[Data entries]
^^^^^^^^

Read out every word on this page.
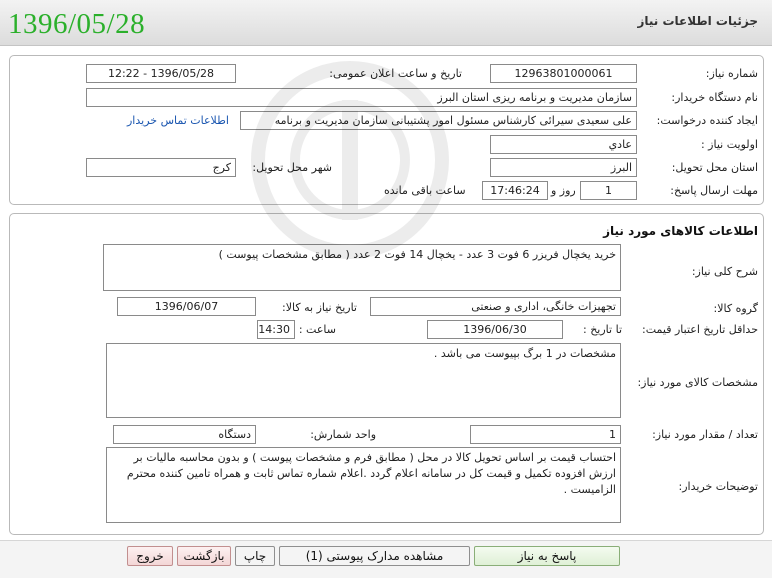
جزئیات اطلاعات نیاز
1396/05/28
شماره نیاز:
12963801000061
تاریخ و ساعت اعلان عمومی:
1396/05/28 - 12:22
نام دستگاه خریدار:
سازمان مدیریت و برنامه ریزی استان البرز
ایجاد کننده درخواست:
علی سعیدی سیرائی کارشناس مسئول امور پشتیبانی سازمان مدیریت و برنامه
اطلاعات تماس خریدار
اولویت نیاز :
عادي
استان محل تحویل:
البرز
شهر محل تحویل:
کرج
مهلت ارسال پاسخ:
1
روز و
17:46:24
ساعت باقی مانده
اطلاعات کالاهای مورد نیاز
شرح کلی نیاز:
خرید یخچال فریزر 6 فوت 3 عدد - یخچال 14 فوت 2 عدد ( مطابق مشخصات پیوست )
گروه کالا:
تجهیزات خانگی، اداری و صنعتی
تاریخ نیاز به کالا:
1396/06/07
حداقل تاریخ اعتبار قیمت:
تا تاریخ :
1396/06/30
ساعت :
14:30
مشخصات کالای مورد نیاز:
مشخصات در 1 برگ بپیوست می باشد .
تعداد / مقدار مورد نیاز:
1
واحد شمارش:
دستگاه
توضیحات خریدار:
احتساب قیمت بر اساس تحویل کالا در محل ( مطابق فرم و مشخصات پیوست ) و بدون محاسبه مالیات بر ارزش افزوده تکمیل و قیمت کل در سامانه اعلام گردد .اعلام شماره تماس ثابت و همراه تامین کننده محترم الزامیست .
پاسخ به نیاز
مشاهده مدارک پیوستی (1)
چاپ
بازگشت
خروج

^^^^^^^^

**What you will do**
Show the lines of the records that contain the word "سازمان".

**Solution**
سازمان مدیریت و برنامه ریزی استان البرز
علی سعیدی سیرائی کارشناس مسئول امور پشتیبانی سازمان مدیریت و برنامه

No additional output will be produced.